• [THE EXERCISE] Look through the data below. Collect every line where the word "description" occurs.

• [Dataset items]
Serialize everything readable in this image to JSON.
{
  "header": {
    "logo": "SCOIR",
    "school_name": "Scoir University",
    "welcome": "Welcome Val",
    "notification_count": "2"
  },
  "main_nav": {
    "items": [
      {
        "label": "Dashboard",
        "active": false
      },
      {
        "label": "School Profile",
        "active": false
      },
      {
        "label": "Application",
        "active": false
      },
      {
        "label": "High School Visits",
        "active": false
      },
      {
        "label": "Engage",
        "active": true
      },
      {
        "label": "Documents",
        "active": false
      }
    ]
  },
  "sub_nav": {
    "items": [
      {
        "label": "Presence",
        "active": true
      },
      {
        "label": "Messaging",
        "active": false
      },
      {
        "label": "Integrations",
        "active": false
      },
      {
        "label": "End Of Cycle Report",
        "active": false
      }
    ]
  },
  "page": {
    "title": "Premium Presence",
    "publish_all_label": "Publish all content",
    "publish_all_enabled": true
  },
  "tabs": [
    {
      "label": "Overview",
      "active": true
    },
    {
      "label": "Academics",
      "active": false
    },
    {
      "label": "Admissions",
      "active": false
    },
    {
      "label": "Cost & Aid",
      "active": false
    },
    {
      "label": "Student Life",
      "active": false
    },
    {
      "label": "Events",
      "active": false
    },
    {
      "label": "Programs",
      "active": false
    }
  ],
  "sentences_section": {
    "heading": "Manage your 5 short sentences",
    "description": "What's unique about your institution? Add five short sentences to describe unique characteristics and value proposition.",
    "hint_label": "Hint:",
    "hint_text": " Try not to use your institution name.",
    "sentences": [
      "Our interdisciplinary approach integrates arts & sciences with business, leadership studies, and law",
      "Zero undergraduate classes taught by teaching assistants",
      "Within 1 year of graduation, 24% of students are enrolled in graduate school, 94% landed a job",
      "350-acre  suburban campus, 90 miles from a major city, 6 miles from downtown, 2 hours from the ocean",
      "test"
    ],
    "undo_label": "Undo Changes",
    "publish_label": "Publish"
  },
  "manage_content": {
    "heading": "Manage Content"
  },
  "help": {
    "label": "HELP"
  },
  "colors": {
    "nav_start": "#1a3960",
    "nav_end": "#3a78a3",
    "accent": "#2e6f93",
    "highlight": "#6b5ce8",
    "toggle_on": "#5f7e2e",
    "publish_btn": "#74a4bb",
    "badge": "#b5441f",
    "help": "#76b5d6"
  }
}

...

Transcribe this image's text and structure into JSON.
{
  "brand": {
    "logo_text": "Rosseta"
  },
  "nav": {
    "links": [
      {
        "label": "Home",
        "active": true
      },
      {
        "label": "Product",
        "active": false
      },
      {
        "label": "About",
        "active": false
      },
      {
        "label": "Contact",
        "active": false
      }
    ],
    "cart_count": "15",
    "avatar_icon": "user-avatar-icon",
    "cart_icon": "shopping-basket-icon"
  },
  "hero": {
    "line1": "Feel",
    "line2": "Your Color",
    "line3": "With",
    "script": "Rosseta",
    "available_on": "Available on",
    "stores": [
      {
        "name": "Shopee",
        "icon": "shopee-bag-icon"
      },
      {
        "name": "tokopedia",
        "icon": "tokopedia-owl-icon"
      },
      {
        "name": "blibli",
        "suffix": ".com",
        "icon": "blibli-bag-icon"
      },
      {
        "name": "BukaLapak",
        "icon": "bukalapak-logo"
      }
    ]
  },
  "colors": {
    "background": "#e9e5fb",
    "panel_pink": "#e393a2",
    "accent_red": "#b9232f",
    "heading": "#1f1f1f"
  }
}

---

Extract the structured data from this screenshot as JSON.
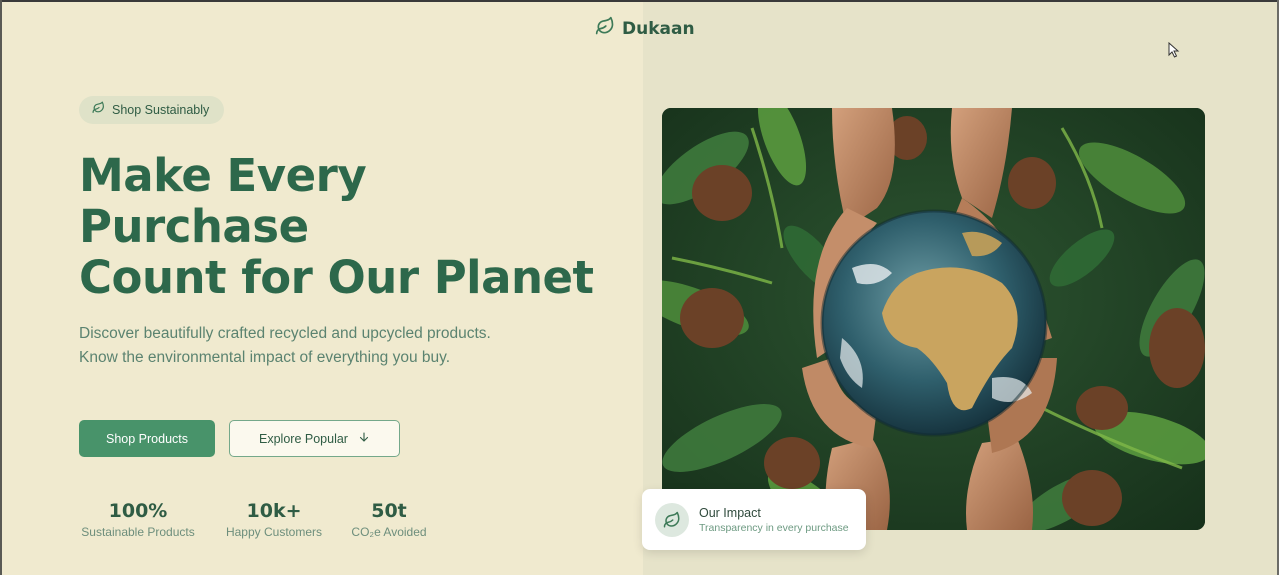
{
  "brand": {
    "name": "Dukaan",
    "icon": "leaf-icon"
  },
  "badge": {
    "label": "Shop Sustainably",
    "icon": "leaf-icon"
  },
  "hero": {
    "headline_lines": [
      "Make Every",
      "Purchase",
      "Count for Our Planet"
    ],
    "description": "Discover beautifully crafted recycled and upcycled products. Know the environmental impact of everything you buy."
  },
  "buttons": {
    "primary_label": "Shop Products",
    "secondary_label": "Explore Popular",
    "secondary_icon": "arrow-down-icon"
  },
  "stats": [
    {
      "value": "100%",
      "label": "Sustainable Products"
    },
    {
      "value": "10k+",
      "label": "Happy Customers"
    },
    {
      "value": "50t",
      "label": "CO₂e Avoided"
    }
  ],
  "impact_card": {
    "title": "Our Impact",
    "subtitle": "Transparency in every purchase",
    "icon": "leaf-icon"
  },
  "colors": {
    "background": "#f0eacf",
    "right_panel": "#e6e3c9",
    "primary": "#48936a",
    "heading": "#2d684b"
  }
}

• [RESPONSE TO THE TASK]
    "description": "What's unique about your institution? Add five short sentences to describe unique characteristics and value proposition.",
    "description": "Discover beautifully crafted recycled and upcycled products. Know the environmental impact of everything you buy."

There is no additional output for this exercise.